• [Given request] Gather up the lines that contain "新增客户数".

(Data entries for graphics)
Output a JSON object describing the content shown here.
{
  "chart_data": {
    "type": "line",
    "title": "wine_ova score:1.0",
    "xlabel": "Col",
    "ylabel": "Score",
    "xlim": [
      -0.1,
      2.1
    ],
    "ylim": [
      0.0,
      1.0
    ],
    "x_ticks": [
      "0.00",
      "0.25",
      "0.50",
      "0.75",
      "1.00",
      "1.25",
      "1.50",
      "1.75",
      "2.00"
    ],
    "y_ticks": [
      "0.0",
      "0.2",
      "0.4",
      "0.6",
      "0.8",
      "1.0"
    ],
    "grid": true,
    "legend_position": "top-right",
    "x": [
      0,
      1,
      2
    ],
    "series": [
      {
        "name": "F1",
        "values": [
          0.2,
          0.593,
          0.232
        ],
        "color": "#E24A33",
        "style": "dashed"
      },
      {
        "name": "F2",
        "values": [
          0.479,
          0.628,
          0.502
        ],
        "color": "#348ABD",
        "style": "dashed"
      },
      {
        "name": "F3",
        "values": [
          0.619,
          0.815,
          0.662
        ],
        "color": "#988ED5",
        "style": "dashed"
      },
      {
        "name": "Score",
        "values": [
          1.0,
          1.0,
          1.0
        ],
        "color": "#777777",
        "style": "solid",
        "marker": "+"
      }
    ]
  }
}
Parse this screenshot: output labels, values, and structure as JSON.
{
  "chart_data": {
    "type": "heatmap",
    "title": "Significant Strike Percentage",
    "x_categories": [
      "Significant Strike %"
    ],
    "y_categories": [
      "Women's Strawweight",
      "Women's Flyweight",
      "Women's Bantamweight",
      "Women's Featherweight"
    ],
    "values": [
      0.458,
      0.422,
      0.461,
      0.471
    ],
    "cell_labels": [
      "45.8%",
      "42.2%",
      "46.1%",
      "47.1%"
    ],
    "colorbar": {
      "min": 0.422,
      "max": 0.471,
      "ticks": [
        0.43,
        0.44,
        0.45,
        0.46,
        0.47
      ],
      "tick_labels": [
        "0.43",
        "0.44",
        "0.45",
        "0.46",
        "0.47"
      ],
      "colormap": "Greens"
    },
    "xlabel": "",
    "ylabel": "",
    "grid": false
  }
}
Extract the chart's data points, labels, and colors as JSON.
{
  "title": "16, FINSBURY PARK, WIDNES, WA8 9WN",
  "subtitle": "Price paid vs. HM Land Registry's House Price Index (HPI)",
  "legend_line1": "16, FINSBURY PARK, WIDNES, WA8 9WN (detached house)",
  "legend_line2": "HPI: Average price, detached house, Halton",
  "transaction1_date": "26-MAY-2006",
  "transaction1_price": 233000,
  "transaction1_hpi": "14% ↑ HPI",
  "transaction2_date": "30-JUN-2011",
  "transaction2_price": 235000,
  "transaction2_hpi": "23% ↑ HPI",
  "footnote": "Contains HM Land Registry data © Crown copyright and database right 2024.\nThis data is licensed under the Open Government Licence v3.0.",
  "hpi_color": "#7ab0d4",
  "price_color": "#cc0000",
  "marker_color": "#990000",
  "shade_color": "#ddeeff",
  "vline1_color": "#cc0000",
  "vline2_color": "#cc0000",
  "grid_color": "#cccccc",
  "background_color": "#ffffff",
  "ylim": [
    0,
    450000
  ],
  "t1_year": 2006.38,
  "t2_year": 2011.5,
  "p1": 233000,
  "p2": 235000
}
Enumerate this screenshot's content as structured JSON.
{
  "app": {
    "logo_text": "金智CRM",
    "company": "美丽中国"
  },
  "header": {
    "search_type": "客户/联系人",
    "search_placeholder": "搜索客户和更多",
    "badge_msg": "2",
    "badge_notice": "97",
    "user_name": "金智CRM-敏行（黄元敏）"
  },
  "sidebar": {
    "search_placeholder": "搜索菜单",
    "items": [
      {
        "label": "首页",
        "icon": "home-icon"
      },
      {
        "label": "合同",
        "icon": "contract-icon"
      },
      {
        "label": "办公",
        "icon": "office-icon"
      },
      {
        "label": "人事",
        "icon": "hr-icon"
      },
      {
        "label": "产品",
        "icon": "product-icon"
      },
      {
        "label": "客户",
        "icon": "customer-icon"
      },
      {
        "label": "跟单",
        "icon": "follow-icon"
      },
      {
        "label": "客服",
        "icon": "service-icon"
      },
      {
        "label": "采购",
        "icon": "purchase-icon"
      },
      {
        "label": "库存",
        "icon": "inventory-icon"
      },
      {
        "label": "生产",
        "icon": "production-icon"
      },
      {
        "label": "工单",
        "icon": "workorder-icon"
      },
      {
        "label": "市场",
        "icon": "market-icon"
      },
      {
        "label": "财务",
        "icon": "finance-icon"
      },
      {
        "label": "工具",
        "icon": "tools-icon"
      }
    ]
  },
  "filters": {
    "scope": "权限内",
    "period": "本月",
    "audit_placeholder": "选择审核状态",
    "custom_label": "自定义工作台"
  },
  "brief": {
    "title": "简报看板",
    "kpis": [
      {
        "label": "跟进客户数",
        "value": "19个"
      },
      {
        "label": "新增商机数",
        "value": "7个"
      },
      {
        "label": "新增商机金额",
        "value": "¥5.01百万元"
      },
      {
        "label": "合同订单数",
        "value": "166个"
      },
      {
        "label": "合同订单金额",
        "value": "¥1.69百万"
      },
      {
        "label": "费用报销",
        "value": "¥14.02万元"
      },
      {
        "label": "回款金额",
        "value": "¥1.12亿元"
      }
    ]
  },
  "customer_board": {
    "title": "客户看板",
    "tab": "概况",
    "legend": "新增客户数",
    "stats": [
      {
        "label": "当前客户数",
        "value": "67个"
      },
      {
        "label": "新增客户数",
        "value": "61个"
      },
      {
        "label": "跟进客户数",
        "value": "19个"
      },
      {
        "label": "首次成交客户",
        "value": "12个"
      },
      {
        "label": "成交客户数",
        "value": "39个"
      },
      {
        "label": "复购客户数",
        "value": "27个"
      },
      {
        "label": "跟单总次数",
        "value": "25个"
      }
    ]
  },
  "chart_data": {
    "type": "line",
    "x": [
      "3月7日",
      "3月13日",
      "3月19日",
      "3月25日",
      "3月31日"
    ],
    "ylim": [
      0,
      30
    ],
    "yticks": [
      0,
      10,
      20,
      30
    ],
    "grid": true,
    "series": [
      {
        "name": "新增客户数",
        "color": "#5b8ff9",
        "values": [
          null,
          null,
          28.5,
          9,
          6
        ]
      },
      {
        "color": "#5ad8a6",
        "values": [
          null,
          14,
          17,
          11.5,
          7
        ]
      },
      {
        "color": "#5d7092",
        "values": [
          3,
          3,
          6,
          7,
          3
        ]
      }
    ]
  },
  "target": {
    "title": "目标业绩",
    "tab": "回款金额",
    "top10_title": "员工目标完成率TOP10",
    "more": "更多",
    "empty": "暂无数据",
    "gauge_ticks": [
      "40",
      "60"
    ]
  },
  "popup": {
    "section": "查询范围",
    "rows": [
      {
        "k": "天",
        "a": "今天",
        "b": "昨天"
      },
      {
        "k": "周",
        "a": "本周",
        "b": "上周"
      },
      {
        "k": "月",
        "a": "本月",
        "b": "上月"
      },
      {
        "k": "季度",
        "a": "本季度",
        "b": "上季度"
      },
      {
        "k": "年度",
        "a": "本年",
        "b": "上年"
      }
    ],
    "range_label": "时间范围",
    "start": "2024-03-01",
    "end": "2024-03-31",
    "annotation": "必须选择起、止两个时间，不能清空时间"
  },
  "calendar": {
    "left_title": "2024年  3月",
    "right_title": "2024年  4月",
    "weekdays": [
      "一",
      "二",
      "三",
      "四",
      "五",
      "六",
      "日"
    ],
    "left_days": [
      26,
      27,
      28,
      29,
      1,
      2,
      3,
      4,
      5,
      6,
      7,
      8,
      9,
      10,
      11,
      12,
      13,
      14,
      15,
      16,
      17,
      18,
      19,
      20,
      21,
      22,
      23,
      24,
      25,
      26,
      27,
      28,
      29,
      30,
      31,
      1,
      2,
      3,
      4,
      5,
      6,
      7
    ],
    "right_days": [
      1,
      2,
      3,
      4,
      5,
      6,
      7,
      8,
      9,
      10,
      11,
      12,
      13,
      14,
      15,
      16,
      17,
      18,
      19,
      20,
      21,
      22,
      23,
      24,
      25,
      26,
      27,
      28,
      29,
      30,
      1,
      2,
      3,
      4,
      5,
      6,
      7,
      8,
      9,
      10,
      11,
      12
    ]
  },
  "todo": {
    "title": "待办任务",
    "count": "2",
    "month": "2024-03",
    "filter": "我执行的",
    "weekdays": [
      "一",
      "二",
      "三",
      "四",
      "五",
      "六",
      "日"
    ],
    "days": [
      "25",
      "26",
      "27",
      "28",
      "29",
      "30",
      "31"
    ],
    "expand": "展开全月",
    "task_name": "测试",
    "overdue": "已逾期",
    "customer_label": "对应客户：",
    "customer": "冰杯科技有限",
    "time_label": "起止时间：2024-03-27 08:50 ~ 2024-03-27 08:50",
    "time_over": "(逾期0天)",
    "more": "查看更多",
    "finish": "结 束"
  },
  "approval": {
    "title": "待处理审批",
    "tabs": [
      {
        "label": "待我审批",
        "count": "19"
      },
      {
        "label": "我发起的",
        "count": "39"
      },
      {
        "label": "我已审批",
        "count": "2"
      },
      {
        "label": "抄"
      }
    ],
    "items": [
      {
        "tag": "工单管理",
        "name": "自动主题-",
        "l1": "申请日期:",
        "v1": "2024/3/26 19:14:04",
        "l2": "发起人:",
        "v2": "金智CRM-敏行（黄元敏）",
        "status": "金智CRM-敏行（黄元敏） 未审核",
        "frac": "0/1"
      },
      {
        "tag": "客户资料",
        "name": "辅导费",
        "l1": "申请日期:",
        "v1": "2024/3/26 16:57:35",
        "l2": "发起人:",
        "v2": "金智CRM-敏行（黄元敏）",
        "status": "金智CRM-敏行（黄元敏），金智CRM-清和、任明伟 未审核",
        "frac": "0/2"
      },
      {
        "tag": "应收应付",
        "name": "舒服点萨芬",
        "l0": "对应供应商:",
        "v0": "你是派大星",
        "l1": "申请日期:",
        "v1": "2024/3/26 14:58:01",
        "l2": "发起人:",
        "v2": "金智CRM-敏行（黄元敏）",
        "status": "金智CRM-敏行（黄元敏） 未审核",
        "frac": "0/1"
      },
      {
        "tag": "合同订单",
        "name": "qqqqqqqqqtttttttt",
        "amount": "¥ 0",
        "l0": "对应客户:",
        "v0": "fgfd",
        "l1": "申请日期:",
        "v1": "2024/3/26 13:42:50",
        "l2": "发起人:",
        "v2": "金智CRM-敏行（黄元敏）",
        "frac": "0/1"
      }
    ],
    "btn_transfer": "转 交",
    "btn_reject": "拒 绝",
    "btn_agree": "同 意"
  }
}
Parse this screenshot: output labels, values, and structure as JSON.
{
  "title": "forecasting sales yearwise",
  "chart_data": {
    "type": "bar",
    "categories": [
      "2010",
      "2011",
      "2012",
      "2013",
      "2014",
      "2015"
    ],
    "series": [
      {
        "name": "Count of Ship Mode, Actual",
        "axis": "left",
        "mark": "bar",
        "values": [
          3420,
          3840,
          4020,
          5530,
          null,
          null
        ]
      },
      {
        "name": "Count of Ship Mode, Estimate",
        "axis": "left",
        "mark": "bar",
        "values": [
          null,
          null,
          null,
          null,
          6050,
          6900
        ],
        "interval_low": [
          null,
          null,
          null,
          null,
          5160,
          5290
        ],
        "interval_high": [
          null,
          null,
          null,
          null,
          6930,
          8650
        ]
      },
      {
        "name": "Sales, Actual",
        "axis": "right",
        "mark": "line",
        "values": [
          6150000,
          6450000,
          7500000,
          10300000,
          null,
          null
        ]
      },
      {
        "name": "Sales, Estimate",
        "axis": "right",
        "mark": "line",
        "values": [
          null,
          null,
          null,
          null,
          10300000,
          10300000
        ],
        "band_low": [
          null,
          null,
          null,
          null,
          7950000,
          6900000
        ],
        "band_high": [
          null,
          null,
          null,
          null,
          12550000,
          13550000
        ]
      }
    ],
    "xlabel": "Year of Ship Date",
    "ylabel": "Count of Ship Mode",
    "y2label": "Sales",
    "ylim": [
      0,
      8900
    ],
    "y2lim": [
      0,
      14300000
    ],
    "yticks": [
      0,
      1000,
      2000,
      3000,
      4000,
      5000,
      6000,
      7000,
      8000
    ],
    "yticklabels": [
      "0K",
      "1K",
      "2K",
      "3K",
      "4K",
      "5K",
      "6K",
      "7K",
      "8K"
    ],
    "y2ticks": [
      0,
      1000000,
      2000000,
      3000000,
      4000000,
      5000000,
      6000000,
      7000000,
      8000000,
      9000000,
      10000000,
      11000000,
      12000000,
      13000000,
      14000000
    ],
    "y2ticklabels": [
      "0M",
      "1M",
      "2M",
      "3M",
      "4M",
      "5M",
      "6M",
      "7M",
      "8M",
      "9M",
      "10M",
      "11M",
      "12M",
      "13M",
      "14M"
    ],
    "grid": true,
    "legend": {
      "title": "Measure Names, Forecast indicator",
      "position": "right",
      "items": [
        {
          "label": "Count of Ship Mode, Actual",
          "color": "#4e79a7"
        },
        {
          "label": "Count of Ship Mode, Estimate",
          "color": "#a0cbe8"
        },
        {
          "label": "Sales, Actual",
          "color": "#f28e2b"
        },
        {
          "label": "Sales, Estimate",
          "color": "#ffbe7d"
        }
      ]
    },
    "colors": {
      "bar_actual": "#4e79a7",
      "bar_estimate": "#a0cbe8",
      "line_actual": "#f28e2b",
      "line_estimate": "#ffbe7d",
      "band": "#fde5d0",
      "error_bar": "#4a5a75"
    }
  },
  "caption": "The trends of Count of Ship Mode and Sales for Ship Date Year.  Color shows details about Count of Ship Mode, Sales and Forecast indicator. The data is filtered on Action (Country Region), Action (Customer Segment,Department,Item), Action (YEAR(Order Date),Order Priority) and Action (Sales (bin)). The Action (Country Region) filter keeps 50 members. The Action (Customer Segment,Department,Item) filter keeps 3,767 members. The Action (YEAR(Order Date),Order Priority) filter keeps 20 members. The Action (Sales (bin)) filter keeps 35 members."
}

• [Response below]
    "legend": "新增客户数",
        "label": "新增客户数",
        "name": "新增客户数",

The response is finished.